'''

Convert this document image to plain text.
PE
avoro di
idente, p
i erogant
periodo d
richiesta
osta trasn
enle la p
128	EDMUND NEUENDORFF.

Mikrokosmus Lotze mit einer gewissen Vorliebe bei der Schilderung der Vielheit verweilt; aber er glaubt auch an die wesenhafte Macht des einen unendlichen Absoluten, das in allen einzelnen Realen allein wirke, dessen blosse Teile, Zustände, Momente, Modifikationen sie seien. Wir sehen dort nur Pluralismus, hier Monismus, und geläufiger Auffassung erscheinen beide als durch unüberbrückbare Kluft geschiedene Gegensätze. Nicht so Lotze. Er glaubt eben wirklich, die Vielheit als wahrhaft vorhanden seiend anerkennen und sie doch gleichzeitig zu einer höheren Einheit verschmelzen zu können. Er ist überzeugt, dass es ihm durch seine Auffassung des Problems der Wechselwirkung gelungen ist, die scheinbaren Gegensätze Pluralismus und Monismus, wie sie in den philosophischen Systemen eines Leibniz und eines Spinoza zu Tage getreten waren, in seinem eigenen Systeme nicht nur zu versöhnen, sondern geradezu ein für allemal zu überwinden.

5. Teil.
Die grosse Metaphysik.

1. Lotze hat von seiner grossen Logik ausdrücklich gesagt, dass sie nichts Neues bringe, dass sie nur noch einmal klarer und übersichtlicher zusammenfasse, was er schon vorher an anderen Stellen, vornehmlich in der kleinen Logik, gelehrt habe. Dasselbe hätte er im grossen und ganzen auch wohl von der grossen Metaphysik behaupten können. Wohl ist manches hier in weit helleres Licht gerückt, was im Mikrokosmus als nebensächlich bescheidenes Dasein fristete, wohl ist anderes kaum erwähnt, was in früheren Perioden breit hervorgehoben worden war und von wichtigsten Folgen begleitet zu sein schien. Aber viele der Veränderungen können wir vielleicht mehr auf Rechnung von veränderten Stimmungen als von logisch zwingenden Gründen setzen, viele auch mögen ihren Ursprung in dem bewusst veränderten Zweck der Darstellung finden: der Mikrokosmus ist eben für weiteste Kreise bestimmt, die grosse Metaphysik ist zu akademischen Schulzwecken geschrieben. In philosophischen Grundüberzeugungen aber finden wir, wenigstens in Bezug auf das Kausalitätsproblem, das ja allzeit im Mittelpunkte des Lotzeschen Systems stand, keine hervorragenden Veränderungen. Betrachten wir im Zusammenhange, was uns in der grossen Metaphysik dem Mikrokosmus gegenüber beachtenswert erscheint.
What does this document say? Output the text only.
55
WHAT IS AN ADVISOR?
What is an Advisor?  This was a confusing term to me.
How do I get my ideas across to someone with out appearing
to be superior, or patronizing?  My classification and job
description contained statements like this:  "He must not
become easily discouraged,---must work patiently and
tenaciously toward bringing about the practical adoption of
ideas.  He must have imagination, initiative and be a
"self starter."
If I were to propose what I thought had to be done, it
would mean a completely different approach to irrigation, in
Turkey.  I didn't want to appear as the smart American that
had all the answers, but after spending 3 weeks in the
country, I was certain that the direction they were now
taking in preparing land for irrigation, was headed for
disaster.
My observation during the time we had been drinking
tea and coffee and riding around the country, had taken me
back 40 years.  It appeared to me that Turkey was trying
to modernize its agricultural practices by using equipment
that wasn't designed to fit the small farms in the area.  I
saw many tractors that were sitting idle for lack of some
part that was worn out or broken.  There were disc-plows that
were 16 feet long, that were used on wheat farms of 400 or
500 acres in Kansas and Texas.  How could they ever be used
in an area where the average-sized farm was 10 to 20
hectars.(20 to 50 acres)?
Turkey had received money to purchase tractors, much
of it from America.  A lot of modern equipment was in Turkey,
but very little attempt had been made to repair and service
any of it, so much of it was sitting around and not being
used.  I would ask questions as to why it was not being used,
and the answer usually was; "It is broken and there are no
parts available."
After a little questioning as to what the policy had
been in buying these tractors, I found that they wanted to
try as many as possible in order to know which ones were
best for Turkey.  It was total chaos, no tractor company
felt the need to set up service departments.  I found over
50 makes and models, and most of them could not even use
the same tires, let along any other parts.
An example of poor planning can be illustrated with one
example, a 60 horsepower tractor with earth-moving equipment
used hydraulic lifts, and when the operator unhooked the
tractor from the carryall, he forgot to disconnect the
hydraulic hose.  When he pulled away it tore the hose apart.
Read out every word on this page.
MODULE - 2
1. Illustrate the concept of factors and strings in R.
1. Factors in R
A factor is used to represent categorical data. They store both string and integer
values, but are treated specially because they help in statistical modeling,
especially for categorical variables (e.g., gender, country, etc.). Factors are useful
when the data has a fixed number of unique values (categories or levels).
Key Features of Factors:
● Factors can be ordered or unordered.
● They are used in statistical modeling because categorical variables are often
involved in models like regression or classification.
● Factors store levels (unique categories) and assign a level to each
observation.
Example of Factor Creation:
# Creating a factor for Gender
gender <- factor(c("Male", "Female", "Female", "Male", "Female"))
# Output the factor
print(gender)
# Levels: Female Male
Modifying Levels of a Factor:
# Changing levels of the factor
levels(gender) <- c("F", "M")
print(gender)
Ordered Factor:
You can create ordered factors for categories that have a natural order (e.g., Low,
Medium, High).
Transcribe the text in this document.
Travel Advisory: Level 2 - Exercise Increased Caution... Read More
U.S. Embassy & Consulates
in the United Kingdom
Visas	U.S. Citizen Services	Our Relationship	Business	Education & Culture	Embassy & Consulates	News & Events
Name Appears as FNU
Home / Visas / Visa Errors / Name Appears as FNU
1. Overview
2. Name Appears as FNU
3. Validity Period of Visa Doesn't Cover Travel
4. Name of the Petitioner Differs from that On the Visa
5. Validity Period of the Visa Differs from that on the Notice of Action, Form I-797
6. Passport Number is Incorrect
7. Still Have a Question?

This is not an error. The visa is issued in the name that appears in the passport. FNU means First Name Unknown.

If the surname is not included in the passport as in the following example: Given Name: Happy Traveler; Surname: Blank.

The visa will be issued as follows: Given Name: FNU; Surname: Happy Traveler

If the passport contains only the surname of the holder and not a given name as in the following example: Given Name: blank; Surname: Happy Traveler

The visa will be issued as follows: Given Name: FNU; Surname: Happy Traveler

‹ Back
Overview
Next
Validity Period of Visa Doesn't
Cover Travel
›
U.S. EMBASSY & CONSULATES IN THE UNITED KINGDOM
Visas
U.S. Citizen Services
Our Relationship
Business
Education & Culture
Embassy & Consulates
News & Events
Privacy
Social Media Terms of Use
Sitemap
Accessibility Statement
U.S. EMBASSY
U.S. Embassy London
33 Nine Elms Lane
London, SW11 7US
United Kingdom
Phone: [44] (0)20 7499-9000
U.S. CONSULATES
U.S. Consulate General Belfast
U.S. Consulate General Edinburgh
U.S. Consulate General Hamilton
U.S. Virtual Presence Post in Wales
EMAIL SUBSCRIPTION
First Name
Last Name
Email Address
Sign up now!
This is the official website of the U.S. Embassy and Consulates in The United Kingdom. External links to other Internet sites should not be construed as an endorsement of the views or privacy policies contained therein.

'''

■ What is asked:
Which lines in the listing above hold the word "document"? Show each of them.

■ Exercise result:
Convert this document image to plain text.
What does this document say? Output the text only.
Transcribe the text in this document.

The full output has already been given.